[Data records]
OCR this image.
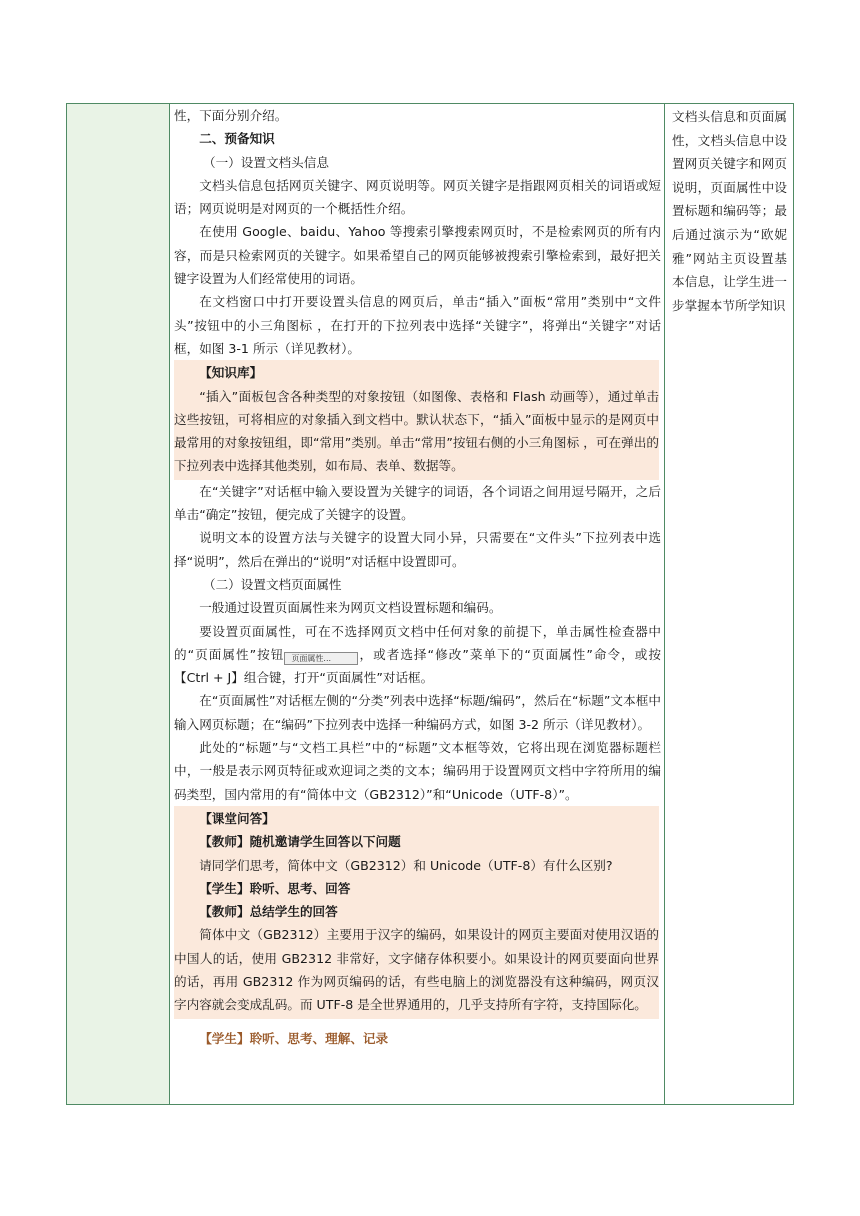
性，下面分别介绍。

二、预备知识

（一）设置文档头信息

文档头信息包括网页关键字、网页说明等。网页关键字是指跟网页相关的词语或短语；网页说明是对网页的一个概括性介绍。

在使用 Google、baidu、Yahoo 等搜索引擎搜索网页时，不是检索网页的所有内容，而是只检索网页的关键字。如果希望自己的网页能够被搜索引擎检索到，最好把关键字设置为人们经常使用的词语。

在文档窗口中打开要设置头信息的网页后，单击“插入”面板“常用”类别中“文件头”按钮中的小三角图标 ，在打开的下拉列表中选择“关键字”，将弹出“关键字”对话框，如图 3-1 所示（详见教材）。

【知识库】

“插入”面板包含各种类型的对象按钮（如图像、表格和 Flash 动画等），通过单击这些按钮，可将相应的对象插入到文档中。默认状态下，“插入”面板中显示的是网页中最常用的对象按钮组，即“常用”类别。单击“常用”按钮右侧的小三角图标 ，可在弹出的下拉列表中选择其他类别，如布局、表单、数据等。

在“关键字”对话框中输入要设置为关键字的词语，各个词语之间用逗号隔开，之后单击“确定”按钮，便完成了关键字的设置。

说明文本的设置方法与关键字的设置大同小异，只需要在“文件头”下拉列表中选择“说明”，然后在弹出的“说明”对话框中设置即可。

（二）设置文档页面属性

一般通过设置页面属性来为网页文档设置标题和编码。

要设置页面属性，可在不选择网页文档中任何对象的前提下，单击属性检查器中的“页面属性”按钮 页面属性... ，或者选择“修改”菜单下的“页面属性”命令，或按【Ctrl + J】组合键，打开“页面属性”对话框。

在“页面属性”对话框左侧的“分类”列表中选择“标题/编码”，然后在“标题”文本框中输入网页标题；在“编码”下拉列表中选择一种编码方式，如图 3-2 所示（详见教材）。

此处的“标题”与“文档工具栏”中的“标题”文本框等效，它将出现在浏览器标题栏中，一般是表示网页特征或欢迎词之类的文本；编码用于设置网页文档中字符所用的编码类型，国内常用的有“简体中文（GB2312）”和“Unicode（UTF-8）”。

【课堂问答】

【教师】随机邀请学生回答以下问题

请同学们思考，简体中文（GB2312）和 Unicode（UTF-8）有什么区别?

【学生】聆听、思考、回答

【教师】总结学生的回答

简体中文（GB2312）主要用于汉字的编码，如果设计的网页主要面对使用汉语的中国人的话，使用 GB2312 非常好，文字储存体积要小。如果设计的网页要面向世界的话，再用 GB2312 作为网页编码的话，有些电脑上的浏览器没有这种编码，网页汉字内容就会变成乱码。而 UTF-8 是全世界通用的，几乎支持所有字符，支持国际化。

【学生】聆听、思考、理解、记录

文档头信息和页面属性，文档头信息中设置网页关键字和网页说明，页面属性中设置标题和编码等；最后通过演示为“欧妮雅”网站主页设置基本信息，让学生进一步掌握本节所学知识
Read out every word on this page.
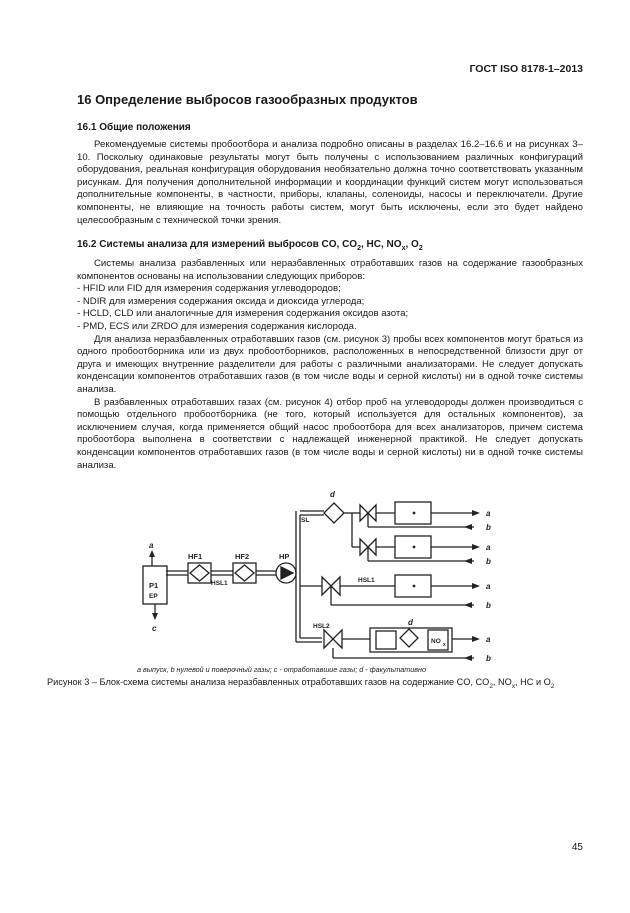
ГОСТ ISO 8178-1–2013
16 Определение выбросов газообразных продуктов
16.1 Общие положения

Рекомендуемые системы пробоотбора и анализа подробно описаны в разделах 16.2–16.6 и на рисунках 3–10. Поскольку одинаковые результаты могут быть получены с использованием различных конфигураций оборудования, реальная конфигурация оборудования необязательно должна точно соответствовать указанным рисункам. Для получения дополнительной информации и координации функций систем могут использоваться дополнительные компоненты, в частности, приборы, клапаны, соленоиды, насосы и переключатели. Другие компоненты, не влияющие на точность работы систем, могут быть исключены, если это будет найдено целесообразным с технической точки зрения.

16.2 Системы анализа для измерений выбросов CO, $CO_2$, HC, $NO_x$, $O_2$

Системы анализа разбавленных или неразбавленных отработавших газов на содержание газообразных компонентов основаны на использовании следующих приборов:

- HFID или FID для измерения содержания углеводородов;

- NDIR для измерения содержания оксида и диоксида углерода;

- HCLD, CLD или аналогичные для измерения содержания оксидов азота;

- PMD, ECS или ZRDO для измерения содержания кислорода.

Для анализа неразбавленных отработавших газов (см. рисунок 3) пробы всех компонентов могут браться из одного пробоотборника или из двух пробоотборников, расположенных в непосредственной близости друг от друга и имеющих внутренние разделители для работы с различными анализаторами. Не следует допускать конденсации компонентов отработавших газов (в том числе воды и серной кислоты) ни в одной точке системы анализа.

В разбавленных отработавших газах (см. рисунок 4) отбор проб на углеводороды должен производиться с помощью отдельного пробоотборника (не того, который используется для остальных компонентов), за исключением случая, когда применяется общий насос пробоотбора для всех анализаторов, причем система пробоотбора выполнена в соответствии с надлежащей инженерной практикой. Не следует допускать конденсации компонентов отработавших газов (в том числе воды и серной кислоты) ни в одной точке системы анализа.

P1
EP
HF1	HF2	HP
HSL1	HSL1
HSL2
SL
NO x
d
d
a
c
a
b
a
b
a
b
a
b
a выпуск, b нулевой и поверочный газы; c - отработавшие газы; d - факультативно
Рисунок 3 – Блок-схема системы анализа неразбавленных отработавших газов на содержание CO, $CO_2$, $NO_x$, HC и $O_2$
45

Given request:
From the entries above, copy every line where the word "详见教材" shows up.

Answer to this task:
在文档窗口中打开要设置头信息的网页后，单击“插入”面板“常用”类别中“文件头”按钮中的小三角图标 ，在打开的下拉列表中选择“关键字”，将弹出“关键字”对话框，如图 3-1 所示（详见教材）。
在“页面属性”对话框左侧的“分类”列表中选择“标题/编码”，然后在“标题”文本框中输入网页标题；在“编码”下拉列表中选择一种编码方式，如图 3-2 所示（详见教材）。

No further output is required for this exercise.